_Task requirements_: Put each line of every item below into a JSON list of strings, one string per line, and skip any blank lines.
═════ Extracted material ═════
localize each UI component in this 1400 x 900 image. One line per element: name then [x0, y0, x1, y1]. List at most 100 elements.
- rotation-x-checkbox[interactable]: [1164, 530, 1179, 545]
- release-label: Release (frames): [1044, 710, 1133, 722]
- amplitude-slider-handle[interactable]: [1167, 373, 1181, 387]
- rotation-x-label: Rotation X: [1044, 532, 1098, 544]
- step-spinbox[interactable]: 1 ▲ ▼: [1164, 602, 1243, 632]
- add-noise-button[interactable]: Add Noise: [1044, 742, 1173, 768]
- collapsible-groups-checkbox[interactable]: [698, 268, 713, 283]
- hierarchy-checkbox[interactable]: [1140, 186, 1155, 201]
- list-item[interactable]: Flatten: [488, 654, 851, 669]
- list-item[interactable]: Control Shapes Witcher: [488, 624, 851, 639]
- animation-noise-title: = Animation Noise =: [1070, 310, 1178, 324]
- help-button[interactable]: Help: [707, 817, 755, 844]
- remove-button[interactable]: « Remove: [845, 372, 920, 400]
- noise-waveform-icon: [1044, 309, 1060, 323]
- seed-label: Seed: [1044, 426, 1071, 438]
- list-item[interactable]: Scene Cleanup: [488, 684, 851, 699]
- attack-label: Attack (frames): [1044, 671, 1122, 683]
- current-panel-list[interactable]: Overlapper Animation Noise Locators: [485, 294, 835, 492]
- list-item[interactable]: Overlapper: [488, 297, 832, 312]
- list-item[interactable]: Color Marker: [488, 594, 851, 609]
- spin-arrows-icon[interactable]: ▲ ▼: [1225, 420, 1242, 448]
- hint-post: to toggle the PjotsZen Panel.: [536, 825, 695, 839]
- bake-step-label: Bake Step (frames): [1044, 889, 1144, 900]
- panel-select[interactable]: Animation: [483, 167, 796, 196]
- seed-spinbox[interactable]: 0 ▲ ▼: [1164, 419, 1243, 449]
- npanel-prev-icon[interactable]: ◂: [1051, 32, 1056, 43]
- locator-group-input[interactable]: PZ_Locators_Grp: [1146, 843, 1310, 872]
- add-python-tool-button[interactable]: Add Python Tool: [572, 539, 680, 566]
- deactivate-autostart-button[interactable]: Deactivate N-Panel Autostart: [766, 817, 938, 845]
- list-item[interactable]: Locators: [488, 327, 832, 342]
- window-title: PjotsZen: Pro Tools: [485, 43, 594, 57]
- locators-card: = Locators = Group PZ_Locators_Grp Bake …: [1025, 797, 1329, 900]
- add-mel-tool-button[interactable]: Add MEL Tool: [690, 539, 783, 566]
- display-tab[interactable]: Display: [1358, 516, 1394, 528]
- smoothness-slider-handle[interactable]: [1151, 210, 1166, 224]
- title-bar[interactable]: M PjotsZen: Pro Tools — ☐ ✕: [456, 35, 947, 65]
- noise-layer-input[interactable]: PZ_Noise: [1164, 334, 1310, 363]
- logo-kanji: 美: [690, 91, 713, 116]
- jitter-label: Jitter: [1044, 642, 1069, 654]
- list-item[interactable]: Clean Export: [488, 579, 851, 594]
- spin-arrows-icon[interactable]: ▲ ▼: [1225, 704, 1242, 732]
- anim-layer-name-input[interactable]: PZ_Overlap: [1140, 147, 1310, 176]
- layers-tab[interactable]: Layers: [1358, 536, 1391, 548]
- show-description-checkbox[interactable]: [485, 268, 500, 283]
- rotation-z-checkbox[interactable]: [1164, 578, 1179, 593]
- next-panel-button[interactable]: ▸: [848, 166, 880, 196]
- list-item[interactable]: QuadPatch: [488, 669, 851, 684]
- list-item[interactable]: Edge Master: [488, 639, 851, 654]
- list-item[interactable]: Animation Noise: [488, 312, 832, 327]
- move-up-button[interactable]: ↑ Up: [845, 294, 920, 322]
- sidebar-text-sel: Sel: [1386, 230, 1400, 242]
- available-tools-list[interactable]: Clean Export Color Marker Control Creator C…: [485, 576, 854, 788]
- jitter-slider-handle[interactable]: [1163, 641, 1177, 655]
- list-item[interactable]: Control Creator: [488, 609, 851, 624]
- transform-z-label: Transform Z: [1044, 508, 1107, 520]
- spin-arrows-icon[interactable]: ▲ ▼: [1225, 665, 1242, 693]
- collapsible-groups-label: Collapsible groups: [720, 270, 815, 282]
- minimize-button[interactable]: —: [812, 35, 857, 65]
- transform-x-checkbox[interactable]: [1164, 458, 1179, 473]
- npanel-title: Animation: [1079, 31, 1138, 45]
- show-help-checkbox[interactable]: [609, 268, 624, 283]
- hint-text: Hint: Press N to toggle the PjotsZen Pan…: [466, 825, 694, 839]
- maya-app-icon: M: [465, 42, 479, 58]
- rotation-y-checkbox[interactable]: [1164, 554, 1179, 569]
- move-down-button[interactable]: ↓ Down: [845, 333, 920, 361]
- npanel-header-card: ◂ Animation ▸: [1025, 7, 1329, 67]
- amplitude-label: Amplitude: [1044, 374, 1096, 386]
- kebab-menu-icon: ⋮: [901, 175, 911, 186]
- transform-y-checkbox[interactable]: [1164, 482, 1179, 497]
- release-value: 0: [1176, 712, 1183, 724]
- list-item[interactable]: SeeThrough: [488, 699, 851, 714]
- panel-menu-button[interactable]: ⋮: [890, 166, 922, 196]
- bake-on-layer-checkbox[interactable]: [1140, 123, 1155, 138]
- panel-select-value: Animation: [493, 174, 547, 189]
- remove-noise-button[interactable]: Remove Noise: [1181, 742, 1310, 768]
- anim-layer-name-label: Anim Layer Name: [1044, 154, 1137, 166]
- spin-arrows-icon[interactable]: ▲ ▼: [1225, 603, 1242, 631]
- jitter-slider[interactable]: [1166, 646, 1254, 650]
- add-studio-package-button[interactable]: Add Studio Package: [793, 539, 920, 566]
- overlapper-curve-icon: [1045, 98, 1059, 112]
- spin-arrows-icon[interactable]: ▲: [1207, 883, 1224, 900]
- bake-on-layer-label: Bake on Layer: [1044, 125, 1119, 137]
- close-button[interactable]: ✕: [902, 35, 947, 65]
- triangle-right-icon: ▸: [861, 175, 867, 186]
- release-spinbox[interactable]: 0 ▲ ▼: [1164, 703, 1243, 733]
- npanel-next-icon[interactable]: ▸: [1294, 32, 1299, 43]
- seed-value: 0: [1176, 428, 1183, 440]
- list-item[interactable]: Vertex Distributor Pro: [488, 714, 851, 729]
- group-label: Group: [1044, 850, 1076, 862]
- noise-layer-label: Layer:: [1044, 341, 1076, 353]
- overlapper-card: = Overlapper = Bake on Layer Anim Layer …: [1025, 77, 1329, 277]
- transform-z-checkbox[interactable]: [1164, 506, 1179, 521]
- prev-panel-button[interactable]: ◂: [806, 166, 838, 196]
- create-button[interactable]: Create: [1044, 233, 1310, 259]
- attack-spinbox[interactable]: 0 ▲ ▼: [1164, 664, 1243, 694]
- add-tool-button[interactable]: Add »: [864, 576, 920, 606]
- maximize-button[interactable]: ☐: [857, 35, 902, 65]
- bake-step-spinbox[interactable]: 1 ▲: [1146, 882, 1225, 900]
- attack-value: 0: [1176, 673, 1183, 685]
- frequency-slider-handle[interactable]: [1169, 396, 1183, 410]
═════
_Correct answer_:
[
  "localize each UI component in this 1400 x 900 image. One line per element: name then [x0, y0, x1, y1]. List at most 100 elements.",
  "- rotation-x-checkbox[interactable]: [1164, 530, 1179, 545]",
  "- release-label: Release (frames): [1044, 710, 1133, 722]",
  "- amplitude-slider-handle[interactable]: [1167, 373, 1181, 387]",
  "- rotation-x-label: Rotation X: [1044, 532, 1098, 544]",
  "- step-spinbox[interactable]: 1 ▲ ▼: [1164, 602, 1243, 632]",
  "- add-noise-button[interactable]: Add Noise: [1044, 742, 1173, 768]",
  "- collapsible-groups-checkbox[interactable]: [698, 268, 713, 283]",
  "- hierarchy-checkbox[interactable]: [1140, 186, 1155, 201]",
  "- list-item[interactable]: Flatten: [488, 654, 851, 669]",
  "- list-item[interactable]: Control Shapes Witcher: [488, 624, 851, 639]",
  "- animation-noise-title: = Animation Noise =: [1070, 310, 1178, 324]",
  "- help-button[interactable]: Help: [707, 817, 755, 844]",
  "- remove-button[interactable]: « Remove: [845, 372, 920, 400]",
  "- noise-waveform-icon: [1044, 309, 1060, 323]",
  "- seed-label: Seed: [1044, 426, 1071, 438]",
  "- list-item[interactable]: Scene Cleanup: [488, 684, 851, 699]",
  "- attack-label: Attack (frames): [1044, 671, 1122, 683]",
  "- current-panel-list[interactable]: Overlapper Animation Noise Locators: [485, 294, 835, 492]",
  "- list-item[interactable]: Overlapper: [488, 297, 832, 312]",
  "- list-item[interactable]: Color Marker: [488, 594, 851, 609]",
  "- spin-arrows-icon[interactable]: ▲ ▼: [1225, 420, 1242, 448]",
  "- hint-post: to toggle the PjotsZen Panel.: [536, 825, 695, 839]",
  "- bake-step-label: Bake Step (frames): [1044, 889, 1144, 900]",
  "- panel-select[interactable]: Animation: [483, 167, 796, 196]",
  "- seed-spinbox[interactable]: 0 ▲ ▼: [1164, 419, 1243, 449]",
  "- npanel-prev-icon[interactable]: ◂: [1051, 32, 1056, 43]",
  "- locator-group-input[interactable]: PZ_Locators_Grp: [1146, 843, 1310, 872]",
  "- add-python-tool-button[interactable]: Add Python Tool: [572, 539, 680, 566]",
  "- deactivate-autostart-button[interactable]: Deactivate N-Panel Autostart: [766, 817, 938, 845]",
  "- list-item[interactable]: Locators: [488, 327, 832, 342]",
  "- window-title: PjotsZen: Pro Tools: [485, 43, 594, 57]",
  "- locators-card: = Locators = Group PZ_Locators_Grp Bake …: [1025, 797, 1329, 900]",
  "- add-mel-tool-button[interactable]: Add MEL Tool: [690, 539, 783, 566]",
  "- display-tab[interactable]: Display: [1358, 516, 1394, 528]",
  "- smoothness-slider-handle[interactable]: [1151, 210, 1166, 224]",
  "- title-bar[interactable]: M PjotsZen: Pro Tools — ☐ ✕: [456, 35, 947, 65]",
  "- noise-layer-input[interactable]: PZ_Noise: [1164, 334, 1310, 363]",
  "- logo-kanji: 美: [690, 91, 713, 116]",
  "- jitter-label: Jitter: [1044, 642, 1069, 654]",
  "- list-item[interactable]: Clean Export: [488, 579, 851, 594]",
  "- spin-arrows-icon[interactable]: ▲ ▼: [1225, 704, 1242, 732]",
  "- anim-layer-name-input[interactable]: PZ_Overlap: [1140, 147, 1310, 176]",
  "- layers-tab[interactable]: Layers: [1358, 536, 1391, 548]",
  "- show-description-checkbox[interactable]: [485, 268, 500, 283]",
  "- rotation-z-checkbox[interactable]: [1164, 578, 1179, 593]",
  "- next-panel-button[interactable]: ▸: [848, 166, 880, 196]",
  "- list-item[interactable]: QuadPatch: [488, 669, 851, 684]",
  "- list-item[interactable]: Edge Master: [488, 639, 851, 654]",
  "- list-item[interactable]: Animation Noise: [488, 312, 832, 327]",
  "- move-up-button[interactable]: ↑ Up: [845, 294, 920, 322]",
  "- sidebar-text-sel: Sel: [1386, 230, 1400, 242]",
  "- available-tools-list[interactable]: Clean Export Color Marker Control Creator C…: [485, 576, 854, 788]",
  "- jitter-slider-handle[interactable]: [1163, 641, 1177, 655]",
  "- list-item[interactable]: Control Creator: [488, 609, 851, 624]",
  "- transform-z-label: Transform Z: [1044, 508, 1107, 520]",
  "- spin-arrows-icon[interactable]: ▲ ▼: [1225, 665, 1242, 693]",
  "- collapsible-groups-label: Collapsible groups: [720, 270, 815, 282]",
  "- minimize-button[interactable]: —: [812, 35, 857, 65]",
  "- transform-x-checkbox[interactable]: [1164, 458, 1179, 473]",
  "- npanel-title: Animation: [1079, 31, 1138, 45]",
  "- show-help-checkbox[interactable]: [609, 268, 624, 283]",
  "- hint-text: Hint: Press N to toggle the PjotsZen Pan…: [466, 825, 694, 839]",
  "- maya-app-icon: M: [465, 42, 479, 58]",
  "- rotation-y-checkbox[interactable]: [1164, 554, 1179, 569]",
  "- move-down-button[interactable]: ↓ Down: [845, 333, 920, 361]",
  "- npanel-header-card: ◂ Animation ▸: [1025, 7, 1329, 67]",
  "- amplitude-label: Amplitude: [1044, 374, 1096, 386]",
  "- kebab-menu-icon: ⋮: [901, 175, 911, 186]",
  "- transform-y-checkbox[interactable]: [1164, 482, 1179, 497]",
  "- release-value: 0: [1176, 712, 1183, 724]",
  "- list-item[interactable]: SeeThrough: [488, 699, 851, 714]",
  "- panel-menu-button[interactable]: ⋮: [890, 166, 922, 196]",
  "- bake-on-layer-checkbox[interactable]: [1140, 123, 1155, 138]",
  "- panel-select-value: Animation: [493, 174, 547, 189]",
  "- remove-noise-button[interactable]: Remove Noise: [1181, 742, 1310, 768]",
  "- anim-layer-name-label: Anim Layer Name: [1044, 154, 1137, 166]",
  "- spin-arrows-icon[interactable]: ▲ ▼: [1225, 603, 1242, 631]",
  "- jitter-slider[interactable]: [1166, 646, 1254, 650]",
  "- add-studio-package-button[interactable]: Add Studio Package: [793, 539, 920, 566]",
  "- overlapper-curve-icon: [1045, 98, 1059, 112]",
  "- spin-arrows-icon[interactable]: ▲: [1207, 883, 1224, 900]",
  "- bake-on-layer-label: Bake on Layer: [1044, 125, 1119, 137]",
  "- close-button[interactable]: ✕: [902, 35, 947, 65]",
  "- triangle-right-icon: ▸: [861, 175, 867, 186]",
  "- release-spinbox[interactable]: 0 ▲ ▼: [1164, 703, 1243, 733]",
  "- npanel-next-icon[interactable]: ▸: [1294, 32, 1299, 43]",
  "- seed-value: 0: [1176, 428, 1183, 440]",
  "- list-item[interactable]: Vertex Distributor Pro: [488, 714, 851, 729]",
  "- group-label: Group: [1044, 850, 1076, 862]",
  "- noise-layer-label: Layer:: [1044, 341, 1076, 353]",
  "- overlapper-card: = Overlapper = Bake on Layer Anim Layer …: [1025, 77, 1329, 277]",
  "- transform-z-checkbox[interactable]: [1164, 506, 1179, 521]",
  "- prev-panel-button[interactable]: ◂: [806, 166, 838, 196]",
  "- create-button[interactable]: Create: [1044, 233, 1310, 259]",
  "- attack-spinbox[interactable]: 0 ▲ ▼: [1164, 664, 1243, 694]",
  "- add-tool-button[interactable]: Add »: [864, 576, 920, 606]",
  "- maximize-button[interactable]: ☐: [857, 35, 902, 65]",
  "- bake-step-spinbox[interactable]: 1 ▲: [1146, 882, 1225, 900]",
  "- attack-value: 0: [1176, 673, 1183, 685]",
  "- frequency-slider-handle[interactable]: [1169, 396, 1183, 410]"
]